* [What the task requires]: Copy out the complete listing, word for word.

○ ○ ○ ○ ○ ○ ○

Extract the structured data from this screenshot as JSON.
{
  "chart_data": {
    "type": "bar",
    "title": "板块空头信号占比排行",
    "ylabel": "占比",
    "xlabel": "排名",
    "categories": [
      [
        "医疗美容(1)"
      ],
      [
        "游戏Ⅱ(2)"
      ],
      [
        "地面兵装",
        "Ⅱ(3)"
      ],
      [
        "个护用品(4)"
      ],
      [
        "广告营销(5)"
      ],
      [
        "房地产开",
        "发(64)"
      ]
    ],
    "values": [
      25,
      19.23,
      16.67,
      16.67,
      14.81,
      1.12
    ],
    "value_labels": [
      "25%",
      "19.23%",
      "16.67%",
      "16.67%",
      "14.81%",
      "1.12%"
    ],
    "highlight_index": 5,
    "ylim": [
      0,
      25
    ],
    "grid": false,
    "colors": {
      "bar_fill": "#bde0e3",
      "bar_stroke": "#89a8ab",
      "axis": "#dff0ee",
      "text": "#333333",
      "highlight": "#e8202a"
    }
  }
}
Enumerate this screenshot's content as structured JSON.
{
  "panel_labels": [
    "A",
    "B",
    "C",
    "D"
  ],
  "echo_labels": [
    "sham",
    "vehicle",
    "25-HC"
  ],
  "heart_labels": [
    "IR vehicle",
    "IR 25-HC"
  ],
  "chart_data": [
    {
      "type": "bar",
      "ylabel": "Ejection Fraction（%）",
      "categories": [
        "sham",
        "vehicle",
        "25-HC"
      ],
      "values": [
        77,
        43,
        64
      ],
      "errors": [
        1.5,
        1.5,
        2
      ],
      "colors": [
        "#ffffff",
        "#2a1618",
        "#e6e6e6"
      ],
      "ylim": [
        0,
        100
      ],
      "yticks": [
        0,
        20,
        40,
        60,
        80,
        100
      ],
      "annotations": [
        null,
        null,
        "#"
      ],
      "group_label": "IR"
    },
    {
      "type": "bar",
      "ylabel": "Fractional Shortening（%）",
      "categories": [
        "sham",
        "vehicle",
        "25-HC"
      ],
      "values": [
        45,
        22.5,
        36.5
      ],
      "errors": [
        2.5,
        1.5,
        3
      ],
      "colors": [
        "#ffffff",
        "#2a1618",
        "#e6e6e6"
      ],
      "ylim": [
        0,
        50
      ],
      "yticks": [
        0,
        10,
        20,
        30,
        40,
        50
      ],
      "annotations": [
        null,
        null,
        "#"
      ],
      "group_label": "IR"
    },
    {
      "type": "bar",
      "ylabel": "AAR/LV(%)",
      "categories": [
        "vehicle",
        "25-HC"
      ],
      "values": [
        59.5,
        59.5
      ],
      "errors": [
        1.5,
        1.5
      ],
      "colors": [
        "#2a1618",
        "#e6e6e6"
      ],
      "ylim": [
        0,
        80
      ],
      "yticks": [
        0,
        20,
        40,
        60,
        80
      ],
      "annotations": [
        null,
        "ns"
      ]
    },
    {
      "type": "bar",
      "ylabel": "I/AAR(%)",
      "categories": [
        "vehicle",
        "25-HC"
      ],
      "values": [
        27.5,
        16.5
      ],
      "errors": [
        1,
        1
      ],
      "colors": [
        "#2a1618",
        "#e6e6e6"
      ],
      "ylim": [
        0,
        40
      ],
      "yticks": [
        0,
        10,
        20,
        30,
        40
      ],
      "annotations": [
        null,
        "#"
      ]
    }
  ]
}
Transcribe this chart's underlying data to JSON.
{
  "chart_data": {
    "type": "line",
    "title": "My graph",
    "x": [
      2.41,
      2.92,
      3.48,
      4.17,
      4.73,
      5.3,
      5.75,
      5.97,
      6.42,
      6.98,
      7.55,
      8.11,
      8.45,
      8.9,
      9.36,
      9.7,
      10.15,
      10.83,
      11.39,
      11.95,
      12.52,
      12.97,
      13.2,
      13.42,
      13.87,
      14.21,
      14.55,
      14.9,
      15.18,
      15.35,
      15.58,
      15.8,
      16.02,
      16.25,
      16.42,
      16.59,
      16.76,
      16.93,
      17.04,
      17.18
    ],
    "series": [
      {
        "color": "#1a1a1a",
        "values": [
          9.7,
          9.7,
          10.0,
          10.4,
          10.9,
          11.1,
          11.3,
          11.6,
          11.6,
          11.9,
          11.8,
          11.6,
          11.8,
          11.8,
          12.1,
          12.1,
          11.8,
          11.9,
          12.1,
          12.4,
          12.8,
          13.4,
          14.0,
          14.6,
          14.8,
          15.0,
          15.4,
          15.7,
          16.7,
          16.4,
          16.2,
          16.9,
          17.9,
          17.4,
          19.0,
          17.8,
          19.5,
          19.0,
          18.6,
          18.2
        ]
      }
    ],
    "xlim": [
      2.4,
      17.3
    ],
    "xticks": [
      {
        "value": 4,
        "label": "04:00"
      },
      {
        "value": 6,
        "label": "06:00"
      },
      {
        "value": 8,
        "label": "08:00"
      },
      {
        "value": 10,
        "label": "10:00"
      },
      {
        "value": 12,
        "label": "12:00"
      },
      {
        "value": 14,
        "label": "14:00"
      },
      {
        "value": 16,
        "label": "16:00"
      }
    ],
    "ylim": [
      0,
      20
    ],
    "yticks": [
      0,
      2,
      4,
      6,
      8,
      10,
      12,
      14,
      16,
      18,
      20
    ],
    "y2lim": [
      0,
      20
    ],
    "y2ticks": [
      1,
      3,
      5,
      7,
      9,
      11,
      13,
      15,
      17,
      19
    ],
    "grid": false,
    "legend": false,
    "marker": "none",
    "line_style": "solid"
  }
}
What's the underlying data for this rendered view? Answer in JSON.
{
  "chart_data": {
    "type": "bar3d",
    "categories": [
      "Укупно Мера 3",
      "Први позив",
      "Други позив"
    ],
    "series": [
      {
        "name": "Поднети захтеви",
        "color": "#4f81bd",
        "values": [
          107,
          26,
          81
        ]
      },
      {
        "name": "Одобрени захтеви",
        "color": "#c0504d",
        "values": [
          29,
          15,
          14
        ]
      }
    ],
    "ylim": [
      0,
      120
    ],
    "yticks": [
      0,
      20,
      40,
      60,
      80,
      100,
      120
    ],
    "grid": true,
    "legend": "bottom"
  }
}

○ ○ ○ ○ ○ ○ ○

* [Written response]:
Extract the structured data from this screenshot as JSON.
{
  "chart_data": {
    "type": "bar",
    "title": "板块空头信号占比排行",
    "ylabel": "占比",
    "xlabel": "排名",
    "categories": [
      [
        "医疗美容(1)"
      ],
      [
        "游戏Ⅱ(2)"
      ],
      [
        "地面兵装",
        "Ⅱ(3)"
      ],
      [
        "个护用品(4)"
      ],
      [
        "广告营销(5)"
      ],
      [
        "房地产开",
        "发(64)"
      ]
    ],
    "values": [
      25,
      19.23,
      16.67,
      16.67,
      14.81,
      1.12
    ],
    "value_labels": [
      "25%",
      "19.23%",
      "16.67%",
      "16.67%",
      "14.81%",
      "1.12%"
    ],
    "highlight_index": 5,
    "ylim": [
      0,
      25
    ],
    "grid": false,
    "colors": {
      "bar_fill": "#bde0e3",
      "bar_stroke": "#89a8ab",
      "axis": "#dff0ee",
      "text": "#333333",
      "highlight": "#e8202a"
    }
  }
}
Enumerate this screenshot's content as structured JSON.
{
  "panel_labels": [
    "A",
    "B",
    "C",
    "D"
  ],
  "echo_labels": [
    "sham",
    "vehicle",
    "25-HC"
  ],
  "heart_labels": [
    "IR vehicle",
    "IR 25-HC"
  ],
  "chart_data": [
    {
      "type": "bar",
      "ylabel": "Ejection Fraction（%）",
      "categories": [
        "sham",
        "vehicle",
        "25-HC"
      ],
      "values": [
        77,
        43,
        64
      ],
      "errors": [
        1.5,
        1.5,
        2
      ],
      "colors": [
        "#ffffff",
        "#2a1618",
        "#e6e6e6"
      ],
      "ylim": [
        0,
        100
      ],
      "yticks": [
        0,
        20,
        40,
        60,
        80,
        100
      ],
      "annotations": [
        null,
        null,
        "#"
      ],
      "group_label": "IR"
    },
    {
      "type": "bar",
      "ylabel": "Fractional Shortening（%）",
      "categories": [
        "sham",
        "vehicle",
        "25-HC"
      ],
      "values": [
        45,
        22.5,
        36.5
      ],
      "errors": [
        2.5,
        1.5,
        3
      ],
      "colors": [
        "#ffffff",
        "#2a1618",
        "#e6e6e6"
      ],
      "ylim": [
        0,
        50
      ],
      "yticks": [
        0,
        10,
        20,
        30,
        40,
        50
      ],
      "annotations": [
        null,
        null,
        "#"
      ],
      "group_label": "IR"
    },
    {
      "type": "bar",
      "ylabel": "AAR/LV(%)",
      "categories": [
        "vehicle",
        "25-HC"
      ],
      "values": [
        59.5,
        59.5
      ],
      "errors": [
        1.5,
        1.5
      ],
      "colors": [
        "#2a1618",
        "#e6e6e6"
      ],
      "ylim": [
        0,
        80
      ],
      "yticks": [
        0,
        20,
        40,
        60,
        80
      ],
      "annotations": [
        null,
        "ns"
      ]
    },
    {
      "type": "bar",
      "ylabel": "I/AAR(%)",
      "categories": [
        "vehicle",
        "25-HC"
      ],
      "values": [
        27.5,
        16.5
      ],
      "errors": [
        1,
        1
      ],
      "colors": [
        "#2a1618",
        "#e6e6e6"
      ],
      "ylim": [
        0,
        40
      ],
      "yticks": [
        0,
        10,
        20,
        30,
        40
      ],
      "annotations": [
        null,
        "#"
      ]
    }
  ]
}
Transcribe this chart's underlying data to JSON.
{
  "chart_data": {
    "type": "line",
    "title": "My graph",
    "x": [
      2.41,
      2.92,
      3.48,
      4.17,
      4.73,
      5.3,
      5.75,
      5.97,
      6.42,
      6.98,
      7.55,
      8.11,
      8.45,
      8.9,
      9.36,
      9.7,
      10.15,
      10.83,
      11.39,
      11.95,
      12.52,
      12.97,
      13.2,
      13.42,
      13.87,
      14.21,
      14.55,
      14.9,
      15.18,
      15.35,
      15.58,
      15.8,
      16.02,
      16.25,
      16.42,
      16.59,
      16.76,
      16.93,
      17.04,
      17.18
    ],
    "series": [
      {
        "color": "#1a1a1a",
        "values": [
          9.7,
          9.7,
          10.0,
          10.4,
          10.9,
          11.1,
          11.3,
          11.6,
          11.6,
          11.9,
          11.8,
          11.6,
          11.8,
          11.8,
          12.1,
          12.1,
          11.8,
          11.9,
          12.1,
          12.4,
          12.8,
          13.4,
          14.0,
          14.6,
          14.8,
          15.0,
          15.4,
          15.7,
          16.7,
          16.4,
          16.2,
          16.9,
          17.9,
          17.4,
          19.0,
          17.8,
          19.5,
          19.0,
          18.6,
          18.2
        ]
      }
    ],
    "xlim": [
      2.4,
      17.3
    ],
    "xticks": [
      {
        "value": 4,
        "label": "04:00"
      },
      {
        "value": 6,
        "label": "06:00"
      },
      {
        "value": 8,
        "label": "08:00"
      },
      {
        "value": 10,
        "label": "10:00"
      },
      {
        "value": 12,
        "label": "12:00"
      },
      {
        "value": 14,
        "label": "14:00"
      },
      {
        "value": 16,
        "label": "16:00"
      }
    ],
    "ylim": [
      0,
      20
    ],
    "yticks": [
      0,
      2,
      4,
      6,
      8,
      10,
      12,
      14,
      16,
      18,
      20
    ],
    "y2lim": [
      0,
      20
    ],
    "y2ticks": [
      1,
      3,
      5,
      7,
      9,
      11,
      13,
      15,
      17,
      19
    ],
    "grid": false,
    "legend": false,
    "marker": "none",
    "line_style": "solid"
  }
}
What's the underlying data for this rendered view? Answer in JSON.
{
  "chart_data": {
    "type": "bar3d",
    "categories": [
      "Укупно Мера 3",
      "Први позив",
      "Други позив"
    ],
    "series": [
      {
        "name": "Поднети захтеви",
        "color": "#4f81bd",
        "values": [
          107,
          26,
          81
        ]
      },
      {
        "name": "Одобрени захтеви",
        "color": "#c0504d",
        "values": [
          29,
          15,
          14
        ]
      }
    ],
    "ylim": [
      0,
      120
    ],
    "yticks": [
      0,
      20,
      40,
      60,
      80,
      100,
      120
    ],
    "grid": true,
    "legend": "bottom"
  }
}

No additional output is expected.